O Estado de S. Paulo, n. 46708, 04/09/2021. Economia, p. B3

Incertezas afetam política monetária, diz chefe do BC

Cícero Cotrim
Thaís Barcellos
Guilherme Bianchini


O presidente do Banco Central, Roberto Campos Neto, afirmou que a condução da política monetária fica mais complexa diante do momento de incerteza em relação à economia brasileira. Campos Neto participou do evento online de entrega do Prêmio Finanças Mais, ranking das instituições financeiras feito em parceria pelo Estadão e pela Austin Rating.

O presidente do Banco Central (BC), Roberto Campos Neto, disse ontem que a condução da política monetária fica mais complexa diante do momento de incerteza em relação à economia brasileira. Campos Neto participou do evento online de entrega do Prêmio Finanças Mais, ranking das instituições financeiras feito em parceria pelo 'Estadão' e pela Austin Rating.

"A gente tem todos os choques externos, choques internos, a crise hídrica, mais um ruído eleitoral, de fato isso dificulta", disse Campos Neto. "Mas o BC tem de pensar que a nossa missão é atingir a meta, entregar a meta de inflação, isso é o elemento mais importante para garantir a estabilidade com crescimento sustentável de curto, médio e longo prazo."
______________________________
__Exercício 1__
Troque "evento online" por "evento virtual" ao reescrever o trecho sobre a fala do presidente do Banco Central, começando em "O presidente do Banco Central (BC), Roberto" e seguindo até "pelo 'Estadão' e pela Austin Rating.".

__Material apresentado__
______________________________
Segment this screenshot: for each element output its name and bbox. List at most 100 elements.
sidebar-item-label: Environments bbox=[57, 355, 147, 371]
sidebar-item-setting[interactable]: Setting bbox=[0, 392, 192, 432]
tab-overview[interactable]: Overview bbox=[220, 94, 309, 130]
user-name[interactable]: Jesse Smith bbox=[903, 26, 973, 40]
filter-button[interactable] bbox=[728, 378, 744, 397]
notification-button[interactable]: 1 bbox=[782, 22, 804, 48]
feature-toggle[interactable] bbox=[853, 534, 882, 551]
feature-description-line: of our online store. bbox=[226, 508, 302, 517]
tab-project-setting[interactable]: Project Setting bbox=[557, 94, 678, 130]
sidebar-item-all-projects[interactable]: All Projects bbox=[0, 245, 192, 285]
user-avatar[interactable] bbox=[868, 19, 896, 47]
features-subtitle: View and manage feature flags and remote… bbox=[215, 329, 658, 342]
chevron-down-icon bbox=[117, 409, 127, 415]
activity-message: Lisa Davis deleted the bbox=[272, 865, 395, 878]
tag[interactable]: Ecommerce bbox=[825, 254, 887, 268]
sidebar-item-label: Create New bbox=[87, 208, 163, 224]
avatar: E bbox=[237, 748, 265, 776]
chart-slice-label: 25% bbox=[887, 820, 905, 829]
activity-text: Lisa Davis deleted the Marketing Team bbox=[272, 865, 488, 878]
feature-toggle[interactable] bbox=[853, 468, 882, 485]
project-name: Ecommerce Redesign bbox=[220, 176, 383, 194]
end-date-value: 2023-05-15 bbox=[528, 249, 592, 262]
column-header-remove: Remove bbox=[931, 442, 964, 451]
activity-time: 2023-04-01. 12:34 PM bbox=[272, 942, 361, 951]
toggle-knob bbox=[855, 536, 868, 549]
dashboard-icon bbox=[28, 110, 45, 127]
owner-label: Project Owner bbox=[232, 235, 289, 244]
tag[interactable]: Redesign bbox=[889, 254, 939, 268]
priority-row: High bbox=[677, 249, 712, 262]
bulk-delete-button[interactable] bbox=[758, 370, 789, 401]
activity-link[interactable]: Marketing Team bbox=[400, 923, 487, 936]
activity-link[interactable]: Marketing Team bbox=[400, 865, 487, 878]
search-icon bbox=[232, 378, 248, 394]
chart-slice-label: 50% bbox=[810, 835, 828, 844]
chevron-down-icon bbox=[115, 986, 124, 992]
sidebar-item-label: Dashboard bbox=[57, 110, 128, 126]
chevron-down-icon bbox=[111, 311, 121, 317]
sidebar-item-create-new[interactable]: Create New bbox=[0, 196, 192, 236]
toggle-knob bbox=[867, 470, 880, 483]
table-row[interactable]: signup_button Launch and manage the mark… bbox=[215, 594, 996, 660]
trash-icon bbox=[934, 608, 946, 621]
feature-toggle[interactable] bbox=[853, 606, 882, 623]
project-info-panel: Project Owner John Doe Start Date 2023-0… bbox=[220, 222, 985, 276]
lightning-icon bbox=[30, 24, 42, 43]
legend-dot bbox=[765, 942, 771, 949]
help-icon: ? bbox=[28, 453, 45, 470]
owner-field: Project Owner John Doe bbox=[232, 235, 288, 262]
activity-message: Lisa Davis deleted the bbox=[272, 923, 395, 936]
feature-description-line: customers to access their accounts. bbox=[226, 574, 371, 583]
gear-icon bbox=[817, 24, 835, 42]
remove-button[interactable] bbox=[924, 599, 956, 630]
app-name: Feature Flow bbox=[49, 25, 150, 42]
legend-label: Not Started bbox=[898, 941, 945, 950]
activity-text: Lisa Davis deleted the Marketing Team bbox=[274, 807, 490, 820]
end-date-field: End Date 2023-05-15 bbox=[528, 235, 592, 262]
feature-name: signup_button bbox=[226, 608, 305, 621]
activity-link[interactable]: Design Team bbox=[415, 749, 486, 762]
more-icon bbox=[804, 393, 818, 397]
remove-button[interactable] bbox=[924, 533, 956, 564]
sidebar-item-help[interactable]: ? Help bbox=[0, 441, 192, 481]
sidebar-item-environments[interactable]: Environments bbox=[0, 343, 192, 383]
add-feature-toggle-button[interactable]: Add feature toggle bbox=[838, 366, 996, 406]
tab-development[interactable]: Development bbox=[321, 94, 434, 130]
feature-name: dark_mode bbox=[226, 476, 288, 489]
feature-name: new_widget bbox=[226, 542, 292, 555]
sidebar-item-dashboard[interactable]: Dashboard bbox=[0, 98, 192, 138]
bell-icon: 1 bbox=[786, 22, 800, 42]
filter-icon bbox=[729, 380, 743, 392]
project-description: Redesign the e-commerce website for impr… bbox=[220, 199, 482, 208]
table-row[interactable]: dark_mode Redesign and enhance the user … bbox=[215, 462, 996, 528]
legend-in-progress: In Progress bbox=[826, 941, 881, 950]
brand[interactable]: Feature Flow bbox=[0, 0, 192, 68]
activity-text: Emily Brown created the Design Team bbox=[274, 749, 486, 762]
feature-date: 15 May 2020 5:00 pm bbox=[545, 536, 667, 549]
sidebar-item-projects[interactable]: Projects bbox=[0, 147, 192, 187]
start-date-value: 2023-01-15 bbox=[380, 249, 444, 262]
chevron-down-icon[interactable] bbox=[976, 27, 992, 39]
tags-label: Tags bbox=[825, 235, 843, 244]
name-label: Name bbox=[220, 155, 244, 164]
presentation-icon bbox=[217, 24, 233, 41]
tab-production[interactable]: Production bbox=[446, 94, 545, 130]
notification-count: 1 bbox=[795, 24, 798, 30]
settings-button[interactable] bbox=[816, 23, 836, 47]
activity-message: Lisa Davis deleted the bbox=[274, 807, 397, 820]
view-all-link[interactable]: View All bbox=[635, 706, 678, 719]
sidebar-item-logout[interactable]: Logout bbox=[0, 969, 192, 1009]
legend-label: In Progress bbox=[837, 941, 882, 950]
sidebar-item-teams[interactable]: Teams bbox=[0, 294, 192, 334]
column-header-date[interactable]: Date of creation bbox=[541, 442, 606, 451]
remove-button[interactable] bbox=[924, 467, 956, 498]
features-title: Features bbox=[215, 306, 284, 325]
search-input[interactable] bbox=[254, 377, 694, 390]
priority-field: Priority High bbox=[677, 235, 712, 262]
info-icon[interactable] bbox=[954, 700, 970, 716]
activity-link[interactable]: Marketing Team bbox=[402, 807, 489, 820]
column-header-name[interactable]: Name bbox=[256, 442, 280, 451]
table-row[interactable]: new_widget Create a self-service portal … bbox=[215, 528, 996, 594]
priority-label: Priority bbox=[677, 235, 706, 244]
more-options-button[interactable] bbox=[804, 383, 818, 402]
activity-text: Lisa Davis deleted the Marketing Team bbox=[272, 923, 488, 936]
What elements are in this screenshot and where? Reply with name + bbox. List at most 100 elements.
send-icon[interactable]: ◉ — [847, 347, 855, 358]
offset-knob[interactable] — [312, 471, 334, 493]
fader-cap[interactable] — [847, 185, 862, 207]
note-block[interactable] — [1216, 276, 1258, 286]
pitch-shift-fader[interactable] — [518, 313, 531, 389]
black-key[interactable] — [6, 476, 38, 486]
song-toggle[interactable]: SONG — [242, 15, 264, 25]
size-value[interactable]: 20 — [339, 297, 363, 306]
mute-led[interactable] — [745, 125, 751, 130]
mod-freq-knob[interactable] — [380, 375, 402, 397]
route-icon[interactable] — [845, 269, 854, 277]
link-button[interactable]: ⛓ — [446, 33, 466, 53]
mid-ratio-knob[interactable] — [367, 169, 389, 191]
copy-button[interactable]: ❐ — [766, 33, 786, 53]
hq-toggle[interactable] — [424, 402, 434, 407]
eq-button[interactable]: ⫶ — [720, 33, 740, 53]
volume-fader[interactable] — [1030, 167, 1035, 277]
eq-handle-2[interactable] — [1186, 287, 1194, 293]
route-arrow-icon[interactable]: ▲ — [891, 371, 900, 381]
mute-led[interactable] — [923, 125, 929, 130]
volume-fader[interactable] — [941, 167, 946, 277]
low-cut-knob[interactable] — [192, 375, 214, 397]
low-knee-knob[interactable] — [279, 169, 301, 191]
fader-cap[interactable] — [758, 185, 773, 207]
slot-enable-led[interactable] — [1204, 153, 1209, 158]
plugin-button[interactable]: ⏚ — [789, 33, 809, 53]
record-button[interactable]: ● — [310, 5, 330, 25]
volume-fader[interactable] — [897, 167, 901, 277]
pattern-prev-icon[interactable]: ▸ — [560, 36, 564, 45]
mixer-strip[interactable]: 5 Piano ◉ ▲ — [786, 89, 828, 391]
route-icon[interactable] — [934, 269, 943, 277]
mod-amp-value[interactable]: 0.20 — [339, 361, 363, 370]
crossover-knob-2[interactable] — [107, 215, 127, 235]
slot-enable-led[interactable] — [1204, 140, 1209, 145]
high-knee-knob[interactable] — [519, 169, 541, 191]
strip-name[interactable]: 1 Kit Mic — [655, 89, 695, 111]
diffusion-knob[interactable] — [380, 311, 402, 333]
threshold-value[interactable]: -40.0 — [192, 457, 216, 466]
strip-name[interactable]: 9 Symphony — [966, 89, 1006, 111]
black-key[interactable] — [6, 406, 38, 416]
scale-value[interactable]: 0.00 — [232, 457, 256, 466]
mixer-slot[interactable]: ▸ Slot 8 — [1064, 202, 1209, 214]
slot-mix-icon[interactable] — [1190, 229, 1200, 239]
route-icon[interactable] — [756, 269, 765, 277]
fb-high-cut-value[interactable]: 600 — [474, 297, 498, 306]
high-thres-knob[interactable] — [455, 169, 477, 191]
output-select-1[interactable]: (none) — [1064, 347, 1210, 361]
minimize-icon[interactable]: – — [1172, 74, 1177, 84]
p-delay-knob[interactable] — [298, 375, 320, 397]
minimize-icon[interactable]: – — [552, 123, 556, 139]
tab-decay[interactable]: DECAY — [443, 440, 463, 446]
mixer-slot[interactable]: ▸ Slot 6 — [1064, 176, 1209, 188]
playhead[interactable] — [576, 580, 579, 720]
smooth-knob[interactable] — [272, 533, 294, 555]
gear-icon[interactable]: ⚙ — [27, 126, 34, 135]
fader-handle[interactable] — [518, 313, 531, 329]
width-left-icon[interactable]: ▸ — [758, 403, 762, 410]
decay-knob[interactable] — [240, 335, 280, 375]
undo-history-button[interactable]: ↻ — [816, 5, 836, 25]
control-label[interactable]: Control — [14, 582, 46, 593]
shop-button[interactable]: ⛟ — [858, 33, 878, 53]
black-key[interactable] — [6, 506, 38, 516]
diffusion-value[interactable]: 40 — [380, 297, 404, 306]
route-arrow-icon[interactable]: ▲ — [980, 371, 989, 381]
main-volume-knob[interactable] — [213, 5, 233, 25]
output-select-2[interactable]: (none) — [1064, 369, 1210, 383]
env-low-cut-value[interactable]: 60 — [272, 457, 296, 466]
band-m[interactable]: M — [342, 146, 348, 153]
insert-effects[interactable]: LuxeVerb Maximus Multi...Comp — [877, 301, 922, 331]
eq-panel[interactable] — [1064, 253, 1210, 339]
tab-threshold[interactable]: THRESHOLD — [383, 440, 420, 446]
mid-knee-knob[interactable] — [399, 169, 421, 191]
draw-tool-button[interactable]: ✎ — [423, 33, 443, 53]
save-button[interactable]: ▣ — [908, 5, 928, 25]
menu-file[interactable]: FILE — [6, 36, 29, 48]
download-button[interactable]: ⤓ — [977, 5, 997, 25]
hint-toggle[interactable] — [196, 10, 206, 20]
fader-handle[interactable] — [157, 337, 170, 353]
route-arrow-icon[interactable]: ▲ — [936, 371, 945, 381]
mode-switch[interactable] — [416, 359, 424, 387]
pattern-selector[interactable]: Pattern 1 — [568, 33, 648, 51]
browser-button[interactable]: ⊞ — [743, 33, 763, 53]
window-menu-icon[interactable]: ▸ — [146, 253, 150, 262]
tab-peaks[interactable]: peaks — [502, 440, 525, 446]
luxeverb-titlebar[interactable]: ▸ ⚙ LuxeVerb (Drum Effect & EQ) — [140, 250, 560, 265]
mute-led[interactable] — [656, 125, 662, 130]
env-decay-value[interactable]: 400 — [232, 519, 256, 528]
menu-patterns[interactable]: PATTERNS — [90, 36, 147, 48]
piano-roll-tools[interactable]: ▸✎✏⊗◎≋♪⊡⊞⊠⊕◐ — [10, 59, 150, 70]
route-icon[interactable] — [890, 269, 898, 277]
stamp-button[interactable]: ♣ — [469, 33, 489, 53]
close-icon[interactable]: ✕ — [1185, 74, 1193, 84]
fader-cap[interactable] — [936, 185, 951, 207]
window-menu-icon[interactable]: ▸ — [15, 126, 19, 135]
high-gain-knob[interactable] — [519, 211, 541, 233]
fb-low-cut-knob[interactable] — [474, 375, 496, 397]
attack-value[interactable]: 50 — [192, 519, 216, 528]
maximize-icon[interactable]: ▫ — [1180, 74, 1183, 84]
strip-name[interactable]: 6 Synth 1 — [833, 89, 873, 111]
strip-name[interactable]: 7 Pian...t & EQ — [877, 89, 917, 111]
______________________________
__Exercício 2__
Transcreva sem nenhuma alteração as linhas do material apresentado, começando pela primeira delas e seguindo até a linha que contém "tab-project-setting[interactable]: Project Setting", inclusive.

__Resposta 1__
O presidente do Banco Central (BC), Roberto Campos Neto, disse ontem que a condução da política monetária fica mais complexa diante do momento de incerteza em relação à economia brasileira. Campos Neto participou do evento virtual de entrega do Prêmio Finanças Mais, ranking das instituições financeiras feito em parceria pelo 'Estadão' e pela Austin Rating.

__Resposta 2__
Segment this screenshot: for each element output its name and bbox. List at most 100 elements.
sidebar-item-label: Environments bbox=[57, 355, 147, 371]
sidebar-item-setting[interactable]: Setting bbox=[0, 392, 192, 432]
tab-overview[interactable]: Overview bbox=[220, 94, 309, 130]
user-name[interactable]: Jesse Smith bbox=[903, 26, 973, 40]
filter-button[interactable] bbox=[728, 378, 744, 397]
notification-button[interactable]: 1 bbox=[782, 22, 804, 48]
feature-toggle[interactable] bbox=[853, 534, 882, 551]
feature-description-line: of our online store. bbox=[226, 508, 302, 517]
tab-project-setting[interactable]: Project Setting bbox=[557, 94, 678, 130]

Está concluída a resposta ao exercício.